All of the data below must be repeated exactly.

◆ Records for this exercise

(begin)

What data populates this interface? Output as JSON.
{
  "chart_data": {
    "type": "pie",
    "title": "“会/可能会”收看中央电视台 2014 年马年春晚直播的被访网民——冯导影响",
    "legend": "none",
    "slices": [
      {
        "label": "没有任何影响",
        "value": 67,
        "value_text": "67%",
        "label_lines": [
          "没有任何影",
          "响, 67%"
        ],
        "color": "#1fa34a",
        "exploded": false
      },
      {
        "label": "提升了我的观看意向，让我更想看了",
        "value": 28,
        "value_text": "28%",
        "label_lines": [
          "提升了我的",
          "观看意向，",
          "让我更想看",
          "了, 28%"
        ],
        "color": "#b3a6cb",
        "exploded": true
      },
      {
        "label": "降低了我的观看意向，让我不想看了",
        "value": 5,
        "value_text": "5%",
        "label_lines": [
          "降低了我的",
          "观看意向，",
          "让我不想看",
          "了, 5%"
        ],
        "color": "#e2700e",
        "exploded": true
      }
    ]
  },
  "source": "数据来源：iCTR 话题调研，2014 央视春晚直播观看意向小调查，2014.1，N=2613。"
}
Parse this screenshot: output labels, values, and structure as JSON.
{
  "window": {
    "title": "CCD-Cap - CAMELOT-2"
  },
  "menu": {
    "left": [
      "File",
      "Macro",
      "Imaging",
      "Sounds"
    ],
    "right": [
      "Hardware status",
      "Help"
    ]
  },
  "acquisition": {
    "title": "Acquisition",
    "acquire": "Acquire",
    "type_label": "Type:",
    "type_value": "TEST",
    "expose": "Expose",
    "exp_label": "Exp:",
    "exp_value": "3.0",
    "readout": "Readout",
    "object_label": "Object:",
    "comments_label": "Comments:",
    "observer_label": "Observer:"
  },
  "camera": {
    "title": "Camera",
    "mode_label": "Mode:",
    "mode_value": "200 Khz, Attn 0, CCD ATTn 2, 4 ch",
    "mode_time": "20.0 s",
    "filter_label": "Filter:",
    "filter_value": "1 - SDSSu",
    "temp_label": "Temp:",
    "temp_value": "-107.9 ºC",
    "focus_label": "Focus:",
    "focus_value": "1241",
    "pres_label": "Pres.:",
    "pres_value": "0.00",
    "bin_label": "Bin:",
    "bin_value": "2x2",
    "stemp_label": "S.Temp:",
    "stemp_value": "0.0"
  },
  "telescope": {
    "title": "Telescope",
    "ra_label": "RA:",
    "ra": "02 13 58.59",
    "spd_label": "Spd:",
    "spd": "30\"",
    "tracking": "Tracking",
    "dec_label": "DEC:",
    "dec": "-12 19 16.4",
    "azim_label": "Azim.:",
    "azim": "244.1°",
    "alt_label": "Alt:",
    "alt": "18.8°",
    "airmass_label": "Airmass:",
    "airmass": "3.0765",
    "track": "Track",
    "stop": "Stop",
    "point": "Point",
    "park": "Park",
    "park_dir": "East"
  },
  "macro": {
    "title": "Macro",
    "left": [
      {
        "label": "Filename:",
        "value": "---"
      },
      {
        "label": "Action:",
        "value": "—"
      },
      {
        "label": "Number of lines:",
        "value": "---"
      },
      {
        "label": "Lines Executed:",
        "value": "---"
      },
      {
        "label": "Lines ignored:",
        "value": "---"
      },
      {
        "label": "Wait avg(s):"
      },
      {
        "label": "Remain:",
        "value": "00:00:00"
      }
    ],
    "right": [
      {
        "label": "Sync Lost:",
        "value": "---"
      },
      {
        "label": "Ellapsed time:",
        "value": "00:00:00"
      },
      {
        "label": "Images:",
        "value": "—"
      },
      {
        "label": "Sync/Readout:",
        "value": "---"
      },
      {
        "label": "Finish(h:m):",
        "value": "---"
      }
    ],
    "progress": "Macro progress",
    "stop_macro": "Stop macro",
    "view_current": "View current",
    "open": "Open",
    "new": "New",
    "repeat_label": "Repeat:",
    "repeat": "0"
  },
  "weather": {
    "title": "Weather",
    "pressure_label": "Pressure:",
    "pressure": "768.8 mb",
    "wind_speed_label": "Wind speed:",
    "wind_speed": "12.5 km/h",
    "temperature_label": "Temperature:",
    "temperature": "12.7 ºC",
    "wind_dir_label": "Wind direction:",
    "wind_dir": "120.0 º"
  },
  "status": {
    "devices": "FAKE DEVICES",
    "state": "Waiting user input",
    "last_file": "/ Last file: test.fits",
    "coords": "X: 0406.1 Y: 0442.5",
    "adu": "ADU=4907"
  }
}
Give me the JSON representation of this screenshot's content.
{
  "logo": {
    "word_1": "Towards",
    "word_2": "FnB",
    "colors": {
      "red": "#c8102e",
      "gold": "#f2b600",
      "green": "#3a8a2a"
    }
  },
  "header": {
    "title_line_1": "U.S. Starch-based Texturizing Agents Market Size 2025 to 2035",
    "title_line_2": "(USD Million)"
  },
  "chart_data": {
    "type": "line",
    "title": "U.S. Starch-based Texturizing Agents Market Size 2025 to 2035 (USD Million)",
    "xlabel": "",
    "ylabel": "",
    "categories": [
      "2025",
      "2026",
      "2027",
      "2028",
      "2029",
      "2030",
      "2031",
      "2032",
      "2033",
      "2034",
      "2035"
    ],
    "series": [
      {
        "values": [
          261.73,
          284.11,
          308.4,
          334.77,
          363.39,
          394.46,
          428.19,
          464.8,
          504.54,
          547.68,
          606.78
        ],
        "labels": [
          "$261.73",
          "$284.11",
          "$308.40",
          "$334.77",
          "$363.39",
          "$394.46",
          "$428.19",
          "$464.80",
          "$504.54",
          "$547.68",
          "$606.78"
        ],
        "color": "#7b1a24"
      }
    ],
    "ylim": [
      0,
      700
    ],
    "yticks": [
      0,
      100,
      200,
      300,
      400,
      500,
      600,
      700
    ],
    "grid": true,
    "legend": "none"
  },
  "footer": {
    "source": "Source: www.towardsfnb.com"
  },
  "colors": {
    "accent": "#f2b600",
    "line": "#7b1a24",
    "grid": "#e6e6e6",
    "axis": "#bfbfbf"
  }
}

(end)

◆ The reply
What data populates this interface? Output as JSON.
{
  "chart_data": {
    "type": "pie",
    "title": "“会/可能会”收看中央电视台 2014 年马年春晚直播的被访网民——冯导影响",
    "legend": "none",
    "slices": [
      {
        "label": "没有任何影响",
        "value": 67,
        "value_text": "67%",
        "label_lines": [
          "没有任何影",
          "响, 67%"
        ],
        "color": "#1fa34a",
        "exploded": false
      },
      {
        "label": "提升了我的观看意向，让我更想看了",
        "value": 28,
        "value_text": "28%",
        "label_lines": [
          "提升了我的",
          "观看意向，",
          "让我更想看",
          "了, 28%"
        ],
        "color": "#b3a6cb",
        "exploded": true
      },
      {
        "label": "降低了我的观看意向，让我不想看了",
        "value": 5,
        "value_text": "5%",
        "label_lines": [
          "降低了我的",
          "观看意向，",
          "让我不想看",
          "了, 5%"
        ],
        "color": "#e2700e",
        "exploded": true
      }
    ]
  },
  "source": "数据来源：iCTR 话题调研，2014 央视春晚直播观看意向小调查，2014.1，N=2613。"
}
Parse this screenshot: output labels, values, and structure as JSON.
{
  "window": {
    "title": "CCD-Cap - CAMELOT-2"
  },
  "menu": {
    "left": [
      "File",
      "Macro",
      "Imaging",
      "Sounds"
    ],
    "right": [
      "Hardware status",
      "Help"
    ]
  },
  "acquisition": {
    "title": "Acquisition",
    "acquire": "Acquire",
    "type_label": "Type:",
    "type_value": "TEST",
    "expose": "Expose",
    "exp_label": "Exp:",
    "exp_value": "3.0",
    "readout": "Readout",
    "object_label": "Object:",
    "comments_label": "Comments:",
    "observer_label": "Observer:"
  },
  "camera": {
    "title": "Camera",
    "mode_label": "Mode:",
    "mode_value": "200 Khz, Attn 0, CCD ATTn 2, 4 ch",
    "mode_time": "20.0 s",
    "filter_label": "Filter:",
    "filter_value": "1 - SDSSu",
    "temp_label": "Temp:",
    "temp_value": "-107.9 ºC",
    "focus_label": "Focus:",
    "focus_value": "1241",
    "pres_label": "Pres.:",
    "pres_value": "0.00",
    "bin_label": "Bin:",
    "bin_value": "2x2",
    "stemp_label": "S.Temp:",
    "stemp_value": "0.0"
  },
  "telescope": {
    "title": "Telescope",
    "ra_label": "RA:",
    "ra": "02 13 58.59",
    "spd_label": "Spd:",
    "spd": "30\"",
    "tracking": "Tracking",
    "dec_label": "DEC:",
    "dec": "-12 19 16.4",
    "azim_label": "Azim.:",
    "azim": "244.1°",
    "alt_label": "Alt:",
    "alt": "18.8°",
    "airmass_label": "Airmass:",
    "airmass": "3.0765",
    "track": "Track",
    "stop": "Stop",
    "point": "Point",
    "park": "Park",
    "park_dir": "East"
  },
  "macro": {
    "title": "Macro",
    "left": [
      {
        "label": "Filename:",
        "value": "---"
      },
      {
        "label": "Action:",
        "value": "—"
      },
      {
        "label": "Number of lines:",
        "value": "---"
      },
      {
        "label": "Lines Executed:",
        "value": "---"
      },
      {
        "label": "Lines ignored:",
        "value": "---"
      },
      {
        "label": "Wait avg(s):"
      },
      {
        "label": "Remain:",
        "value": "00:00:00"
      }
    ],
    "right": [
      {
        "label": "Sync Lost:",
        "value": "---"
      },
      {
        "label": "Ellapsed time:",
        "value": "00:00:00"
      },
      {
        "label": "Images:",
        "value": "—"
      },
      {
        "label": "Sync/Readout:",
        "value": "---"
      },
      {
        "label": "Finish(h:m):",
        "value": "---"
      }
    ],
    "progress": "Macro progress",
    "stop_macro": "Stop macro",
    "view_current": "View current",
    "open": "Open",
    "new": "New",
    "repeat_label": "Repeat:",
    "repeat": "0"
  },
  "weather": {
    "title": "Weather",
    "pressure_label": "Pressure:",
    "pressure": "768.8 mb",
    "wind_speed_label": "Wind speed:",
    "wind_speed": "12.5 km/h",
    "temperature_label": "Temperature:",
    "temperature": "12.7 ºC",
    "wind_dir_label": "Wind direction:",
    "wind_dir": "120.0 º"
  },
  "status": {
    "devices": "FAKE DEVICES",
    "state": "Waiting user input",
    "last_file": "/ Last file: test.fits",
    "coords": "X: 0406.1 Y: 0442.5",
    "adu": "ADU=4907"
  }
}
Give me the JSON representation of this screenshot's content.
{
  "logo": {
    "word_1": "Towards",
    "word_2": "FnB",
    "colors": {
      "red": "#c8102e",
      "gold": "#f2b600",
      "green": "#3a8a2a"
    }
  },
  "header": {
    "title_line_1": "U.S. Starch-based Texturizing Agents Market Size 2025 to 2035",
    "title_line_2": "(USD Million)"
  },
  "chart_data": {
    "type": "line",
    "title": "U.S. Starch-based Texturizing Agents Market Size 2025 to 2035 (USD Million)",
    "xlabel": "",
    "ylabel": "",
    "categories": [
      "2025",
      "2026",
      "2027",
      "2028",
      "2029",
      "2030",
      "2031",
      "2032",
      "2033",
      "2034",
      "2035"
    ],
    "series": [
      {
        "values": [
          261.73,
          284.11,
          308.4,
          334.77,
          363.39,
          394.46,
          428.19,
          464.8,
          504.54,
          547.68,
          606.78
        ],
        "labels": [
          "$261.73",
          "$284.11",
          "$308.40",
          "$334.77",
          "$363.39",
          "$394.46",
          "$428.19",
          "$464.80",
          "$504.54",
          "$547.68",
          "$606.78"
        ],
        "color": "#7b1a24"
      }
    ],
    "ylim": [
      0,
      700
    ],
    "yticks": [
      0,
      100,
      200,
      300,
      400,
      500,
      600,
      700
    ],
    "grid": true,
    "legend": "none"
  },
  "footer": {
    "source": "Source: www.towardsfnb.com"
  },
  "colors": {
    "accent": "#f2b600",
    "line": "#7b1a24",
    "grid": "#e6e6e6",
    "axis": "#bfbfbf"
  }
}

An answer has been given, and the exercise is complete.